### EXERCISE BRIEF
Your task is to quote the material that follows, in full and exactly.

Extracted records
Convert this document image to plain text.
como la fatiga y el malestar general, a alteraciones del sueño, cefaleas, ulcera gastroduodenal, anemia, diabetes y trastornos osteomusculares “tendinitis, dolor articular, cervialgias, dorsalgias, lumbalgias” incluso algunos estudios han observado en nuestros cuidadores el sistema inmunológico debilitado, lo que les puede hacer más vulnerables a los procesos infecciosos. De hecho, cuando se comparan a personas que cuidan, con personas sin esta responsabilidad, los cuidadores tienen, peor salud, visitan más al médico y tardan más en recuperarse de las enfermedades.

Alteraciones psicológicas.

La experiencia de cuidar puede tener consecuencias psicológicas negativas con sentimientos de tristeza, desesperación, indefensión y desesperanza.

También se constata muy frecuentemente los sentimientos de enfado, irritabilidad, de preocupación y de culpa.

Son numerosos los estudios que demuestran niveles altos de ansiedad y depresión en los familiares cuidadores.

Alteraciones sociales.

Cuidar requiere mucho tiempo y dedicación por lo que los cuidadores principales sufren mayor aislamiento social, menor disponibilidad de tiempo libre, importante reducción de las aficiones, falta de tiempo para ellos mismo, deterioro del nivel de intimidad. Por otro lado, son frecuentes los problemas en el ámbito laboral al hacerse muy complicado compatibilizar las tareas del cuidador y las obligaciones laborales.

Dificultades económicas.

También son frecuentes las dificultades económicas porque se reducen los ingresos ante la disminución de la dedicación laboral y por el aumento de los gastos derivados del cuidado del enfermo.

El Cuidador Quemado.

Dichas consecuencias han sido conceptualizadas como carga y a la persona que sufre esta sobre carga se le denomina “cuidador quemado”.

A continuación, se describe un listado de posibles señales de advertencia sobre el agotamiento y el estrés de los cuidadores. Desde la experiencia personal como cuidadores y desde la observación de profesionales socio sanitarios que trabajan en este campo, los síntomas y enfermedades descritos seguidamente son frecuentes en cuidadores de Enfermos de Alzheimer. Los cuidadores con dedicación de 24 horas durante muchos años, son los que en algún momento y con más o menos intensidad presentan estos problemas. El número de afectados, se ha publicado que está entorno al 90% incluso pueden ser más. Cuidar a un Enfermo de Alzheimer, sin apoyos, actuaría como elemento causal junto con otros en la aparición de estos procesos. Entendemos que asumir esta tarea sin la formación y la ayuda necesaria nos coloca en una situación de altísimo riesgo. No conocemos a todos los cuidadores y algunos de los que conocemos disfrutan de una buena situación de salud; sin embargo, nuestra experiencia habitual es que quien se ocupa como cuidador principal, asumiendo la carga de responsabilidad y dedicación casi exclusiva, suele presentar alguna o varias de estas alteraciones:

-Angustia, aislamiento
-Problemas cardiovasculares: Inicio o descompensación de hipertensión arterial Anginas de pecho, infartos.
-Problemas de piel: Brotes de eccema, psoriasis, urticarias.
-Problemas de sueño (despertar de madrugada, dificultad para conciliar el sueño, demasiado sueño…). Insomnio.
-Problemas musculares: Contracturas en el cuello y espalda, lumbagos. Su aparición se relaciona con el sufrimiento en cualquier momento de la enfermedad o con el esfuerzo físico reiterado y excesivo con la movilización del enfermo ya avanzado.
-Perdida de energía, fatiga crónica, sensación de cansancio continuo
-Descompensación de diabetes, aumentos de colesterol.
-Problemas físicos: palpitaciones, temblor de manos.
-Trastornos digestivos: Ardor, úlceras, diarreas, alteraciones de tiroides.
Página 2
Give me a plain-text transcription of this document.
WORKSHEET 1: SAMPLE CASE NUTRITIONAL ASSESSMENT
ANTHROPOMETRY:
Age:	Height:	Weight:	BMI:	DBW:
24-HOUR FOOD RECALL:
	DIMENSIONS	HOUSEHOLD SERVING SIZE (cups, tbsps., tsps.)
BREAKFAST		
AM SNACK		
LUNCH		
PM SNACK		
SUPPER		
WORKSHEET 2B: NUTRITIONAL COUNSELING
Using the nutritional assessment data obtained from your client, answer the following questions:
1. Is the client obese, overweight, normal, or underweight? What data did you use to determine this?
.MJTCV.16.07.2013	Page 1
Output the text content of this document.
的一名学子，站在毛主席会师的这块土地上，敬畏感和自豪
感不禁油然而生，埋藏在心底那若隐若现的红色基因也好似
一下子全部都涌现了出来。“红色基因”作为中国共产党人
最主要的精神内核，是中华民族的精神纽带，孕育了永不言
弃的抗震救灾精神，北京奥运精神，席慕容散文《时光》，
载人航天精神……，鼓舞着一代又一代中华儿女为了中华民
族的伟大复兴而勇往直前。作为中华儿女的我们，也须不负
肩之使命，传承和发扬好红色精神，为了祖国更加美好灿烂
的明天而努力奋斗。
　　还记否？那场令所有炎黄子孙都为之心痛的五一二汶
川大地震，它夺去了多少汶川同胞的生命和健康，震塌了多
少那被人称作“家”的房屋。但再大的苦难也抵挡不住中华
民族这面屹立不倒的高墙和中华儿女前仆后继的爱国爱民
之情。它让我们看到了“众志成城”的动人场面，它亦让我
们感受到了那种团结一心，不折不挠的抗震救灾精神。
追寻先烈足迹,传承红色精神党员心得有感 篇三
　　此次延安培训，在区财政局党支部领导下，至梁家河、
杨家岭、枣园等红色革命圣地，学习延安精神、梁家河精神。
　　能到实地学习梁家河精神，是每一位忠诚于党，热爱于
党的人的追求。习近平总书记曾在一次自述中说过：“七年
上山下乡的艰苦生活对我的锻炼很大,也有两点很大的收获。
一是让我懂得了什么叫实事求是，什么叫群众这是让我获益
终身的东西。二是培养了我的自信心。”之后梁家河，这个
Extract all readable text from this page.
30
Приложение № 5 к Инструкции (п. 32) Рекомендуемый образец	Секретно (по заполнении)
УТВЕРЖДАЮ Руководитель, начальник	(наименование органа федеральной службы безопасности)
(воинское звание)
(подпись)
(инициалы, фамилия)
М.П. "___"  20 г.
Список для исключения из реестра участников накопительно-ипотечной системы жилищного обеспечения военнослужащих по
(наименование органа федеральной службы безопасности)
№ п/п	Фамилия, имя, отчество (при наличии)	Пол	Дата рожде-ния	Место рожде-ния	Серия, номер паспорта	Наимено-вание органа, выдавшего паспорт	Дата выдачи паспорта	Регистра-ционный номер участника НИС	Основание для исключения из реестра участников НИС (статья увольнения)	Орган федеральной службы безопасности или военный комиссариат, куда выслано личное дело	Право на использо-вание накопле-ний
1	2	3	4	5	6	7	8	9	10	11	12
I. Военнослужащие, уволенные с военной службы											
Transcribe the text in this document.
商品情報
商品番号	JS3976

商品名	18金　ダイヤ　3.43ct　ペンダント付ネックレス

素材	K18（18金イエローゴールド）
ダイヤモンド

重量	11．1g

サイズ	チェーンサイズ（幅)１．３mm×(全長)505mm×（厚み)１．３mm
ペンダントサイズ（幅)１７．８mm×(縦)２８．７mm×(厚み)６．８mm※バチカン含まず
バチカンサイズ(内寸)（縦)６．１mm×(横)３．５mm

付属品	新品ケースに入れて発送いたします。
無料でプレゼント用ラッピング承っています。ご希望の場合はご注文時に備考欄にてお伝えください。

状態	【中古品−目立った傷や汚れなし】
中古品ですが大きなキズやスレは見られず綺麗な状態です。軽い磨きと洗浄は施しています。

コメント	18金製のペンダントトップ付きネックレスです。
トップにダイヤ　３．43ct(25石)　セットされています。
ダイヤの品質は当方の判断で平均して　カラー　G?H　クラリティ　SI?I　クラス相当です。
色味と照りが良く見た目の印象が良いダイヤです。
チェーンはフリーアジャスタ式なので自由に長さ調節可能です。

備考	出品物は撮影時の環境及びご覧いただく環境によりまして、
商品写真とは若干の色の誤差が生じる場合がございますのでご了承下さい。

### SOLUTION FOR THIS PROBLEM
Convert this document image to plain text.
como la fatiga y el malestar general, a alteraciones del sueño, cefaleas, ulcera gastroduodenal, anemia, diabetes y trastornos osteomusculares “tendinitis, dolor articular, cervialgias, dorsalgias, lumbalgias” incluso algunos estudios han observado en nuestros cuidadores el sistema inmunológico debilitado, lo que les puede hacer más vulnerables a los procesos infecciosos. De hecho, cuando se comparan a personas que cuidan, con personas sin esta responsabilidad, los cuidadores tienen, peor salud, visitan más al médico y tardan más en recuperarse de las enfermedades.

Alteraciones psicológicas.

La experiencia de cuidar puede tener consecuencias psicológicas negativas con sentimientos de tristeza, desesperación, indefensión y desesperanza.

También se constata muy frecuentemente los sentimientos de enfado, irritabilidad, de preocupación y de culpa.

Son numerosos los estudios que demuestran niveles altos de ansiedad y depresión en los familiares cuidadores.

Alteraciones sociales.

Cuidar requiere mucho tiempo y dedicación por lo que los cuidadores principales sufren mayor aislamiento social, menor disponibilidad de tiempo libre, importante reducción de las aficiones, falta de tiempo para ellos mismo, deterioro del nivel de intimidad. Por otro lado, son frecuentes los problemas en el ámbito laboral al hacerse muy complicado compatibilizar las tareas del cuidador y las obligaciones laborales.

Dificultades económicas.

También son frecuentes las dificultades económicas porque se reducen los ingresos ante la disminución de la dedicación laboral y por el aumento de los gastos derivados del cuidado del enfermo.

El Cuidador Quemado.

Dichas consecuencias han sido conceptualizadas como carga y a la persona que sufre esta sobre carga se le denomina “cuidador quemado”.

A continuación, se describe un listado de posibles señales de advertencia sobre el agotamiento y el estrés de los cuidadores. Desde la experiencia personal como cuidadores y desde la observación de profesionales socio sanitarios que trabajan en este campo, los síntomas y enfermedades descritos seguidamente son frecuentes en cuidadores de Enfermos de Alzheimer. Los cuidadores con dedicación de 24 horas durante muchos años, son los que en algún momento y con más o menos intensidad presentan estos problemas. El número de afectados, se ha publicado que está entorno al 90% incluso pueden ser más. Cuidar a un Enfermo de Alzheimer, sin apoyos, actuaría como elemento causal junto con otros en la aparición de estos procesos. Entendemos que asumir esta tarea sin la formación y la ayuda necesaria nos coloca en una situación de altísimo riesgo. No conocemos a todos los cuidadores y algunos de los que conocemos disfrutan de una buena situación de salud; sin embargo, nuestra experiencia habitual es que quien se ocupa como cuidador principal, asumiendo la carga de responsabilidad y dedicación casi exclusiva, suele presentar alguna o varias de estas alteraciones:

-Angustia, aislamiento
-Problemas cardiovasculares: Inicio o descompensación de hipertensión arterial Anginas de pecho, infartos.
-Problemas de piel: Brotes de eccema, psoriasis, urticarias.
-Problemas de sueño (despertar de madrugada, dificultad para conciliar el sueño, demasiado sueño…). Insomnio.
-Problemas musculares: Contracturas en el cuello y espalda, lumbagos. Su aparición se relaciona con el sufrimiento en cualquier momento de la enfermedad o con el esfuerzo físico reiterado y excesivo con la movilización del enfermo ya avanzado.
-Perdida de energía, fatiga crónica, sensación de cansancio continuo
-Descompensación de diabetes, aumentos de colesterol.
-Problemas físicos: palpitaciones, temblor de manos.
-Trastornos digestivos: Ardor, úlceras, diarreas, alteraciones de tiroides.
Página 2
Give me a plain-text transcription of this document.
WORKSHEET 1: SAMPLE CASE NUTRITIONAL ASSESSMENT
ANTHROPOMETRY:
Age:	Height:	Weight:	BMI:	DBW:
24-HOUR FOOD RECALL:
	DIMENSIONS	HOUSEHOLD SERVING SIZE (cups, tbsps., tsps.)
BREAKFAST		
AM SNACK		
LUNCH		
PM SNACK		
SUPPER		
WORKSHEET 2B: NUTRITIONAL COUNSELING
Using the nutritional assessment data obtained from your client, answer the following questions:
1. Is the client obese, overweight, normal, or underweight? What data did you use to determine this?
.MJTCV.16.07.2013	Page 1
Output the text content of this document.
的一名学子，站在毛主席会师的这块土地上，敬畏感和自豪
感不禁油然而生，埋藏在心底那若隐若现的红色基因也好似
一下子全部都涌现了出来。“红色基因”作为中国共产党人
最主要的精神内核，是中华民族的精神纽带，孕育了永不言
弃的抗震救灾精神，北京奥运精神，席慕容散文《时光》，
载人航天精神……，鼓舞着一代又一代中华儿女为了中华民
族的伟大复兴而勇往直前。作为中华儿女的我们，也须不负
肩之使命，传承和发扬好红色精神，为了祖国更加美好灿烂
的明天而努力奋斗。
　　还记否？那场令所有炎黄子孙都为之心痛的五一二汶
川大地震，它夺去了多少汶川同胞的生命和健康，震塌了多
少那被人称作“家”的房屋。但再大的苦难也抵挡不住中华
民族这面屹立不倒的高墙和中华儿女前仆后继的爱国爱民
之情。它让我们看到了“众志成城”的动人场面，它亦让我
们感受到了那种团结一心，不折不挠的抗震救灾精神。
追寻先烈足迹,传承红色精神党员心得有感 篇三
　　此次延安培训，在区财政局党支部领导下，至梁家河、
杨家岭、枣园等红色革命圣地，学习延安精神、梁家河精神。
　　能到实地学习梁家河精神，是每一位忠诚于党，热爱于
党的人的追求。习近平总书记曾在一次自述中说过：“七年
上山下乡的艰苦生活对我的锻炼很大,也有两点很大的收获。
一是让我懂得了什么叫实事求是，什么叫群众这是让我获益
终身的东西。二是培养了我的自信心。”之后梁家河，这个
Extract all readable text from this page.
30
Приложение № 5 к Инструкции (п. 32) Рекомендуемый образец	Секретно (по заполнении)
УТВЕРЖДАЮ Руководитель, начальник	(наименование органа федеральной службы безопасности)
(воинское звание)
(подпись)
(инициалы, фамилия)
М.П. "___"  20 г.
Список для исключения из реестра участников накопительно-ипотечной системы жилищного обеспечения военнослужащих по
(наименование органа федеральной службы безопасности)
№ п/п	Фамилия, имя, отчество (при наличии)	Пол	Дата рожде-ния	Место рожде-ния	Серия, номер паспорта	Наимено-вание органа, выдавшего паспорт	Дата выдачи паспорта	Регистра-ционный номер участника НИС	Основание для исключения из реестра участников НИС (статья увольнения)	Орган федеральной службы безопасности или военный комиссариат, куда выслано личное дело	Право на использо-вание накопле-ний
1	2	3	4	5	6	7	8	9	10	11	12
I. Военнослужащие, уволенные с военной службы											
Transcribe the text in this document.
商品情報
商品番号	JS3976

商品名	18金　ダイヤ　3.43ct　ペンダント付ネックレス

素材	K18（18金イエローゴールド）
ダイヤモンド

重量	11．1g

サイズ	チェーンサイズ（幅)１．３mm×(全長)505mm×（厚み)１．３mm
ペンダントサイズ（幅)１７．８mm×(縦)２８．７mm×(厚み)６．８mm※バチカン含まず
バチカンサイズ(内寸)（縦)６．１mm×(横)３．５mm

付属品	新品ケースに入れて発送いたします。
無料でプレゼント用ラッピング承っています。ご希望の場合はご注文時に備考欄にてお伝えください。

状態	【中古品−目立った傷や汚れなし】
中古品ですが大きなキズやスレは見られず綺麗な状態です。軽い磨きと洗浄は施しています。

コメント	18金製のペンダントトップ付きネックレスです。
トップにダイヤ　３．43ct(25石)　セットされています。
ダイヤの品質は当方の判断で平均して　カラー　G?H　クラリティ　SI?I　クラス相当です。
色味と照りが良く見た目の印象が良いダイヤです。
チェーンはフリーアジャスタ式なので自由に長さ調節可能です。

備考	出品物は撮影時の環境及びご覧いただく環境によりまして、
商品写真とは若干の色の誤差が生じる場合がございますのでご了承下さい。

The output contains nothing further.